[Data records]
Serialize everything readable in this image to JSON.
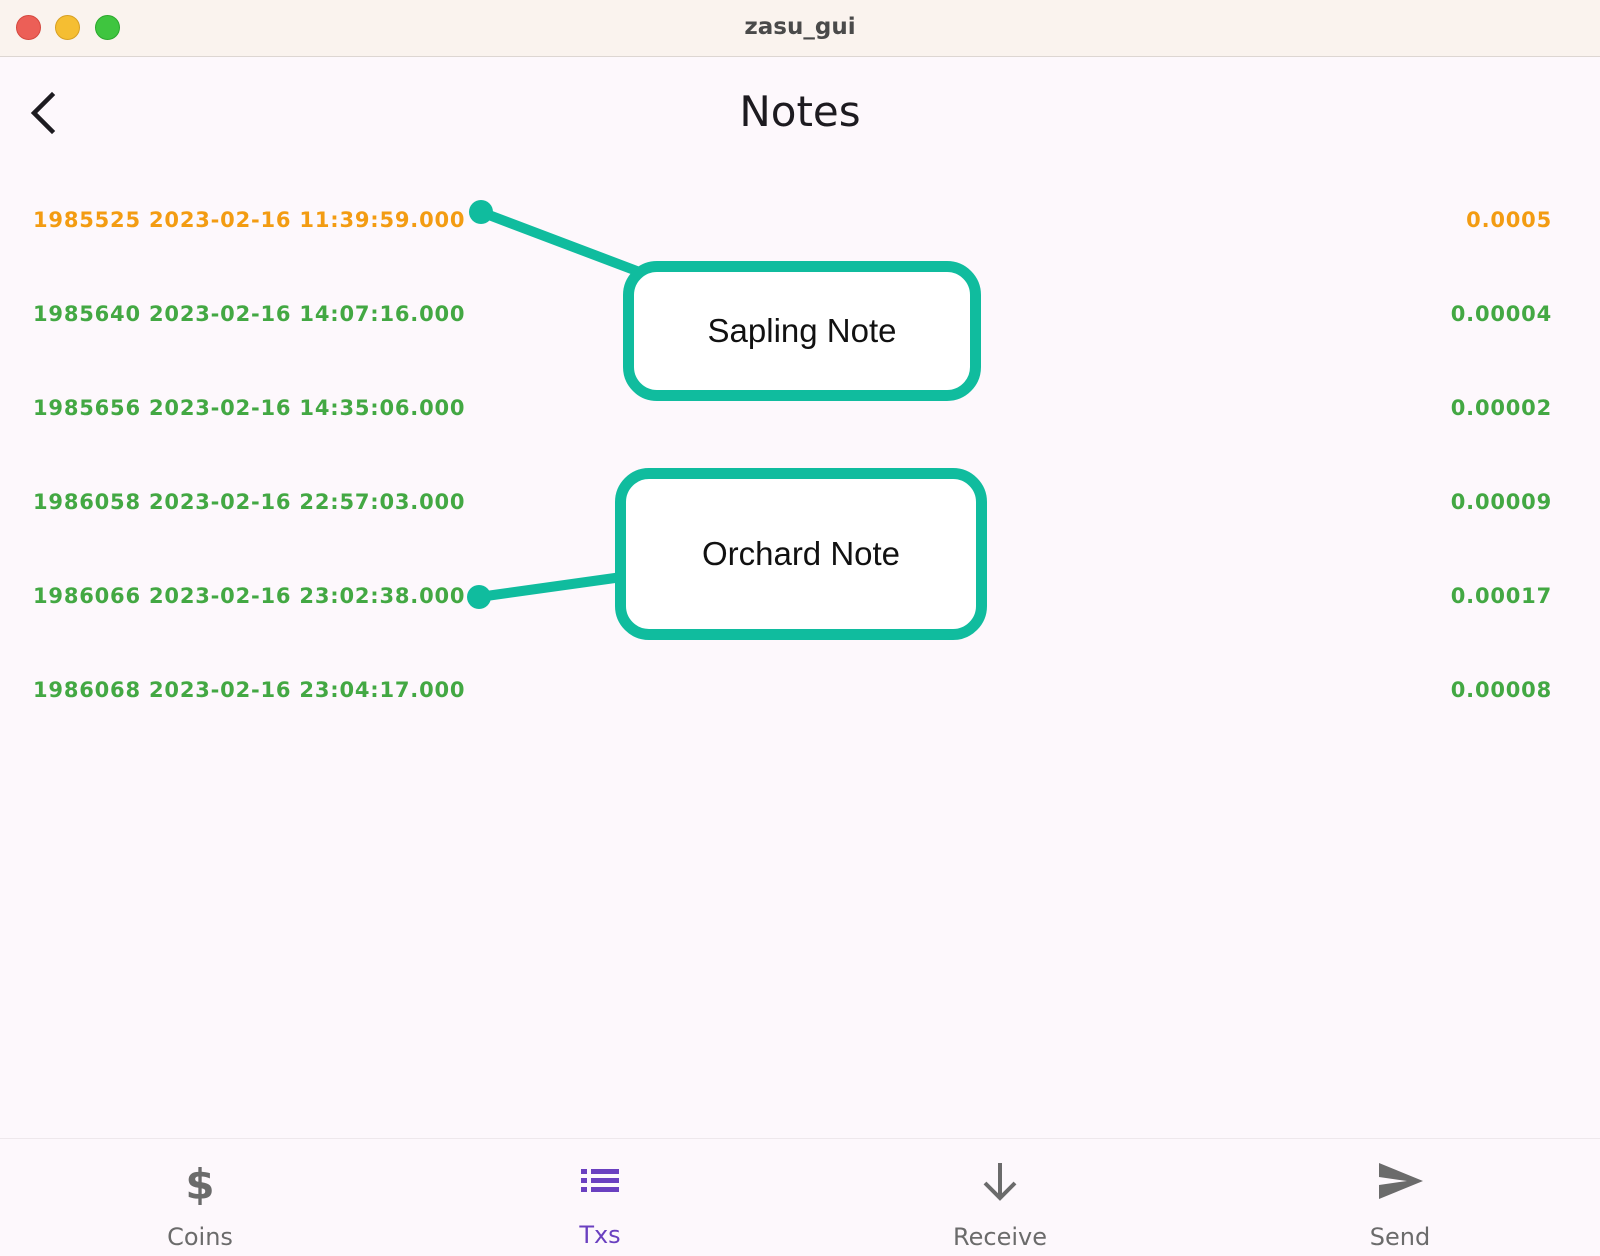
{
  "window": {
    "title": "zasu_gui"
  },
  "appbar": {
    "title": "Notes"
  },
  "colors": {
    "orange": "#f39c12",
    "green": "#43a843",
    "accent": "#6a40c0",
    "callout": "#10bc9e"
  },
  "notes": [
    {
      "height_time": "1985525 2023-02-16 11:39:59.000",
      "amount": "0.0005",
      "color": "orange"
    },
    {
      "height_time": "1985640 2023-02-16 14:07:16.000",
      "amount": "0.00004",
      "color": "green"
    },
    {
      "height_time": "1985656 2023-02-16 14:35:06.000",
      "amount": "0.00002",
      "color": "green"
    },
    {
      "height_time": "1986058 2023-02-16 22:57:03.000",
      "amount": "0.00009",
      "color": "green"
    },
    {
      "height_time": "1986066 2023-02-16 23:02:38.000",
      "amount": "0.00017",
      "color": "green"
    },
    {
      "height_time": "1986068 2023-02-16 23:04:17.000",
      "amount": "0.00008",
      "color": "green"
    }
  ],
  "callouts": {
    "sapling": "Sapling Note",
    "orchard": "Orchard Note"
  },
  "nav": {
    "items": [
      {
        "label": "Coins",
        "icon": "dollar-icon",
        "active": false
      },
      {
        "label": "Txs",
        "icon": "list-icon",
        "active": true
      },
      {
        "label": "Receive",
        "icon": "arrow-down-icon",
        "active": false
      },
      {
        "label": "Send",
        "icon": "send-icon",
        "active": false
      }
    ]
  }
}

...

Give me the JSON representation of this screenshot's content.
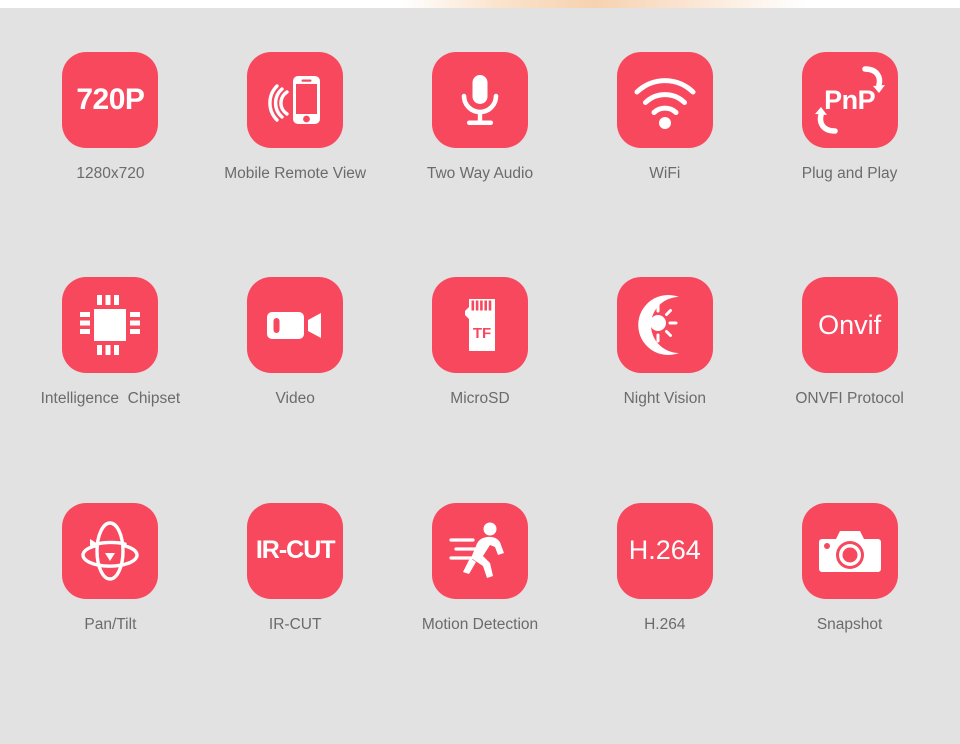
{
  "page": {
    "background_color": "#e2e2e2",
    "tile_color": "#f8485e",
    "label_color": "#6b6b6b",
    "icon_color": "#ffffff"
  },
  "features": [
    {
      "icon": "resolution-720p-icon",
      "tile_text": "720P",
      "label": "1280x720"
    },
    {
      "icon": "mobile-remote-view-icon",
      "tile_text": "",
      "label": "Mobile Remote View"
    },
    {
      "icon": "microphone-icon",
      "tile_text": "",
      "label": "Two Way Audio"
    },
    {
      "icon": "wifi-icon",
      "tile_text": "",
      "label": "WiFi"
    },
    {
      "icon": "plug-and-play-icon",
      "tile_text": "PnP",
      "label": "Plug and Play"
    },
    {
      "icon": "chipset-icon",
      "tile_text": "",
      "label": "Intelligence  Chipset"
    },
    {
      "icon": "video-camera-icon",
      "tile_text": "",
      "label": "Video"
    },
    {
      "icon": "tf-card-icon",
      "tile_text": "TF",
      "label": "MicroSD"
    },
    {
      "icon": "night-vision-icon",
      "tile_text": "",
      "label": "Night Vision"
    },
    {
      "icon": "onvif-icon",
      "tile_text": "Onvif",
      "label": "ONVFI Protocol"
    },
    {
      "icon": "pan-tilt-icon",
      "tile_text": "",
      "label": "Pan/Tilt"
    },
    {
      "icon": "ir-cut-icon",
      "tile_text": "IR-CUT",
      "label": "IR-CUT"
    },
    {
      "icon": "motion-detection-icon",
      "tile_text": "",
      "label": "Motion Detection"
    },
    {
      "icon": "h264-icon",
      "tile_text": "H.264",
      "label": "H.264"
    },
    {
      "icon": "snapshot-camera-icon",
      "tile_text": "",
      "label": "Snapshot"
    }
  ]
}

# Task
Identify every line above that includes the word "camera", and show those lines.

# Completed exercise
      "icon": "video-camera-icon",
      "icon": "snapshot-camera-icon",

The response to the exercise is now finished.